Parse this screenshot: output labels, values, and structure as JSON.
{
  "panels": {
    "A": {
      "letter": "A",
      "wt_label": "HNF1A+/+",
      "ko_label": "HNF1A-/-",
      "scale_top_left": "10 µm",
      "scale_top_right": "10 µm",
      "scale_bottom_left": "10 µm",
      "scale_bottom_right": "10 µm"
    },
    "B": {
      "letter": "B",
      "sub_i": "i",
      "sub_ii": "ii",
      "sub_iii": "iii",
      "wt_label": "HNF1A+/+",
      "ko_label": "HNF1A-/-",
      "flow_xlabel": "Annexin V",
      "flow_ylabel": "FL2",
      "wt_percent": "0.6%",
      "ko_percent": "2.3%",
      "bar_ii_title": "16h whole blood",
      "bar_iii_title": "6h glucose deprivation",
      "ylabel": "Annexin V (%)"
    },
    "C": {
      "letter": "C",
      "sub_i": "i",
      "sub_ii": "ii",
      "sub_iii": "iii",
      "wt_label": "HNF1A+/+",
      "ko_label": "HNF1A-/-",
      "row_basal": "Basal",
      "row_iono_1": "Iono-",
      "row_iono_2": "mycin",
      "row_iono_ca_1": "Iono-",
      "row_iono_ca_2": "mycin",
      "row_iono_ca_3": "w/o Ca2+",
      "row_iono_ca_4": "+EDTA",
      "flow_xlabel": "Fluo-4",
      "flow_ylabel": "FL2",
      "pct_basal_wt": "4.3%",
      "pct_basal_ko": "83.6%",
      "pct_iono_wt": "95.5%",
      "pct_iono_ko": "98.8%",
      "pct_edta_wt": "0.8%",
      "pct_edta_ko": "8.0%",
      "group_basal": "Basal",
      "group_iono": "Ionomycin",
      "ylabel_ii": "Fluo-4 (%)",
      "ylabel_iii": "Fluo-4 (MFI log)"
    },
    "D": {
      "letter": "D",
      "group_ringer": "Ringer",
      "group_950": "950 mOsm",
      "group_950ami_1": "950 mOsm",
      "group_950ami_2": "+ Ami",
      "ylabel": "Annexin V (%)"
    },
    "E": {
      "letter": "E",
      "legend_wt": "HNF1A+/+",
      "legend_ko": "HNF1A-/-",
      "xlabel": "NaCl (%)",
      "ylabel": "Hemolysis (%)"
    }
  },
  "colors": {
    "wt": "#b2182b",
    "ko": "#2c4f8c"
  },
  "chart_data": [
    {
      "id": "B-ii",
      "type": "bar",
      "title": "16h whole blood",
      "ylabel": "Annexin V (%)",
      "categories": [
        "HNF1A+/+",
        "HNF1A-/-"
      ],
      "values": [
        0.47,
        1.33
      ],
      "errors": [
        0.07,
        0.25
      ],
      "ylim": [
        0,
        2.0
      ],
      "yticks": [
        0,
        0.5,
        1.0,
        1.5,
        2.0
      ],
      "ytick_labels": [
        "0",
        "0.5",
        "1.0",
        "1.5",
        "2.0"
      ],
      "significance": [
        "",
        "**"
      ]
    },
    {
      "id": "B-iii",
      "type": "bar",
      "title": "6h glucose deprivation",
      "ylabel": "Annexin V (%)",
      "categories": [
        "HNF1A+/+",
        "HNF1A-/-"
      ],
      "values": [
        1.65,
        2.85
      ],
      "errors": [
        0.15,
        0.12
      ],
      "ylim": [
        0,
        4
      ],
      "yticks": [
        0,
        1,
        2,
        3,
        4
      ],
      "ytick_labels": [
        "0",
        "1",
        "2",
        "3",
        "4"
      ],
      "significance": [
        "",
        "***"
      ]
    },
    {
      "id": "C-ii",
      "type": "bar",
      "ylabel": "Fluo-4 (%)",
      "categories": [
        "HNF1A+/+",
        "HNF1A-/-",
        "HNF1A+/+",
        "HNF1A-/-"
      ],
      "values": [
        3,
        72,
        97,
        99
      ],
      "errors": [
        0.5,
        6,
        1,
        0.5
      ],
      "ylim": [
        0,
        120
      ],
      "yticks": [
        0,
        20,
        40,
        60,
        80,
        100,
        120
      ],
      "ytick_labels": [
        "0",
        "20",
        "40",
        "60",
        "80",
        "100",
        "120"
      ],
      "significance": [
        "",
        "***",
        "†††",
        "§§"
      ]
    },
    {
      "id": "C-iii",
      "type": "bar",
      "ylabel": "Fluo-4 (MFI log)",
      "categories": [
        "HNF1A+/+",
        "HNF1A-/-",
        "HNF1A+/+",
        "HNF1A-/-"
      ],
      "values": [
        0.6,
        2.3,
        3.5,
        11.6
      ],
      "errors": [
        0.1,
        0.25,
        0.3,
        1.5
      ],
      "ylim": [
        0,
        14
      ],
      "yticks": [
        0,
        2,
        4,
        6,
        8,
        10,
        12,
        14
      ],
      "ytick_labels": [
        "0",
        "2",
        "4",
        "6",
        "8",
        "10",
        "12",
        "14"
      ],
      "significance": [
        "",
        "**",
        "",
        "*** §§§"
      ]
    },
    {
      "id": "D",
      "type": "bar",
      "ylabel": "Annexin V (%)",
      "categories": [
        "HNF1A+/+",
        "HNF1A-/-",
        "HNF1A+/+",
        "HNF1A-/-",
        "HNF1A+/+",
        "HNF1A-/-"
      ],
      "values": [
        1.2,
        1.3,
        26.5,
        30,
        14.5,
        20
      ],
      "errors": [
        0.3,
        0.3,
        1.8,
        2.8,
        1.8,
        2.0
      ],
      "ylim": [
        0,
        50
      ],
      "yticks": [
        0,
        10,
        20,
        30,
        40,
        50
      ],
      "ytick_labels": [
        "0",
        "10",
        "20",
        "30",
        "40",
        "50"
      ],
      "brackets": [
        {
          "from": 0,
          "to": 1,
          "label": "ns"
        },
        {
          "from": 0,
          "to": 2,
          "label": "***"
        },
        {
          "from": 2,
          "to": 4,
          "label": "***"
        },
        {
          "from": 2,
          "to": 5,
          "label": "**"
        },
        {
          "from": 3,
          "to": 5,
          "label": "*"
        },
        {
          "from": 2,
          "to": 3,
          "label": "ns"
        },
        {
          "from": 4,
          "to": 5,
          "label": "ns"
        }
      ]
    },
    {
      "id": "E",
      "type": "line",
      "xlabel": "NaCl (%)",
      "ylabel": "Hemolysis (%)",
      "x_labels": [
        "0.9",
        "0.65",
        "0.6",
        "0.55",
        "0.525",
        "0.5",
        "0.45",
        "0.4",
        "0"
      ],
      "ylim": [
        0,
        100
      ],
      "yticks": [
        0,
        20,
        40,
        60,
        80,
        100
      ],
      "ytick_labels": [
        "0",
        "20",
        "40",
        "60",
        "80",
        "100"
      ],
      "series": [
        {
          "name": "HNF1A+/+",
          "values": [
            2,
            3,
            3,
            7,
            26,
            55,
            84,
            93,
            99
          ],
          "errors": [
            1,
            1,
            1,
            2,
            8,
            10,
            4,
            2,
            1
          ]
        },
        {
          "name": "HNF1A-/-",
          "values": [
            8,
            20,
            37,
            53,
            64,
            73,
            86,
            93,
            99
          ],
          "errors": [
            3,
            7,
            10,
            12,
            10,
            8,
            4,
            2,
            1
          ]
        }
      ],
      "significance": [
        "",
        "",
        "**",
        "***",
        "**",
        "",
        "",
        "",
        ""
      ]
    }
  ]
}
* * *
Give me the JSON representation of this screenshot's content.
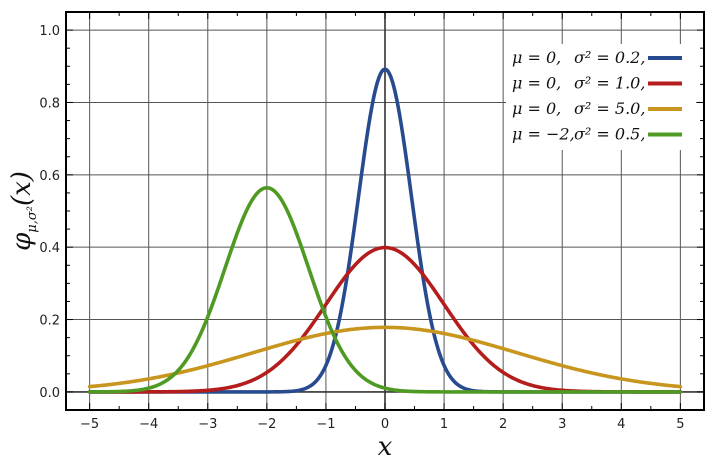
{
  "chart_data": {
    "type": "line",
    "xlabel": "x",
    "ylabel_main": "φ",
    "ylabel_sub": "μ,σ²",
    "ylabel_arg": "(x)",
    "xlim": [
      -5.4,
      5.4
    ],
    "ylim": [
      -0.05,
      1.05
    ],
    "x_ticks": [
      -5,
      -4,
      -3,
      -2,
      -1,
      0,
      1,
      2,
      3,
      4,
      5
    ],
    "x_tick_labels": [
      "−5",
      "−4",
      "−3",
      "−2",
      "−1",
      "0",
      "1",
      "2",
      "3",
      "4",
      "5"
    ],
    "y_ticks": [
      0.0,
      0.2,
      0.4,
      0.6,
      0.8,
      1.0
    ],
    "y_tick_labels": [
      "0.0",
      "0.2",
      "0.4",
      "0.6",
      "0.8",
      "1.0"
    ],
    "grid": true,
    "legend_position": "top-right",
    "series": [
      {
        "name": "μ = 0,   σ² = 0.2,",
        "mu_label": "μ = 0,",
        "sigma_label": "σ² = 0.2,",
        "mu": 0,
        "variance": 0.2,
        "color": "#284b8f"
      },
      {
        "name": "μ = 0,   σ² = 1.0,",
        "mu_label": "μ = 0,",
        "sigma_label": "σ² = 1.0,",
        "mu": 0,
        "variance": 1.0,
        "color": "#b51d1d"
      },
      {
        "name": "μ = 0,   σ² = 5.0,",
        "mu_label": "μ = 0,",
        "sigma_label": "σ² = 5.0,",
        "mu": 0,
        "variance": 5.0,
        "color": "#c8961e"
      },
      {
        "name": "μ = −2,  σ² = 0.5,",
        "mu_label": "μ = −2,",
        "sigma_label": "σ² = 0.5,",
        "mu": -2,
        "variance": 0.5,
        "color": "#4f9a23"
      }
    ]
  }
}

## Short task
Provide only the count of lines in the material above that hold the word "JSON".

## Written response
2